**Exercise:** The string "With" may appear in lines of the listing. Report each line where it does.
★ ★ ★ ★ ★ ★ ★
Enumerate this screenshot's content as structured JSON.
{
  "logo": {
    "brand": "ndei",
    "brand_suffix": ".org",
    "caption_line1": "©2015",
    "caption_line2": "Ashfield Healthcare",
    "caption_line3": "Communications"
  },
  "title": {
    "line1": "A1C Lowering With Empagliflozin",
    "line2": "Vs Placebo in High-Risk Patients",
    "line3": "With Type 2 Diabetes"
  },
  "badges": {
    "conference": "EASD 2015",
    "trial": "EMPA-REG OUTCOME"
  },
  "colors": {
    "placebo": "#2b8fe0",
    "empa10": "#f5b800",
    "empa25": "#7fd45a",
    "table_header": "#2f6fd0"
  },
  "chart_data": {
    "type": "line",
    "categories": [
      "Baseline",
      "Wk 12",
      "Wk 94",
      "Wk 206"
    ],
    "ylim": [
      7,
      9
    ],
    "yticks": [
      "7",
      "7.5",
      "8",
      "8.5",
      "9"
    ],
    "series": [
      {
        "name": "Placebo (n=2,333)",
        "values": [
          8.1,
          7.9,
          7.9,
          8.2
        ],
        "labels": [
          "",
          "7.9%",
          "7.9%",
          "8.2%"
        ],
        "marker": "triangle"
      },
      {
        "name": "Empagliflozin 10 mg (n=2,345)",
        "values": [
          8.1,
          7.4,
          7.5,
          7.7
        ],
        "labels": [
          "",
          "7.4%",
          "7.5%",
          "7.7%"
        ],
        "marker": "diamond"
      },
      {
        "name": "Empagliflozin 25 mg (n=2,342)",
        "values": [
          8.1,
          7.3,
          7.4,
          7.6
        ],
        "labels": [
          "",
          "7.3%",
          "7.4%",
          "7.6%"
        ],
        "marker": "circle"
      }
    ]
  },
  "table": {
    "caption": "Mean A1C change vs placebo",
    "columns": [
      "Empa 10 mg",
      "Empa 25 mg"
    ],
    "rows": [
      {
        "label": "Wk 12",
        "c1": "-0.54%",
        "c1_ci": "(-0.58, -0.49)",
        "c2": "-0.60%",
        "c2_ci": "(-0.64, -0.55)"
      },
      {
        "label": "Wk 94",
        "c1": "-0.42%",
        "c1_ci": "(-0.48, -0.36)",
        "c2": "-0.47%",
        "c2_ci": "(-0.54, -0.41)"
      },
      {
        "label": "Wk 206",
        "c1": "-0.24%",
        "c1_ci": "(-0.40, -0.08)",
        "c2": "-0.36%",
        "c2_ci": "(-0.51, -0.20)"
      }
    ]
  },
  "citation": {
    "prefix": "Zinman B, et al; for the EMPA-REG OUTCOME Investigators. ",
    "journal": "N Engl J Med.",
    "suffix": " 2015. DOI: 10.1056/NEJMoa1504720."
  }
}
★ ★ ★ ★ ★ ★ ★
**Task output:**
    "line1": "A1C Lowering With Empagliflozin",
    "line3": "With Type 2 Diabetes"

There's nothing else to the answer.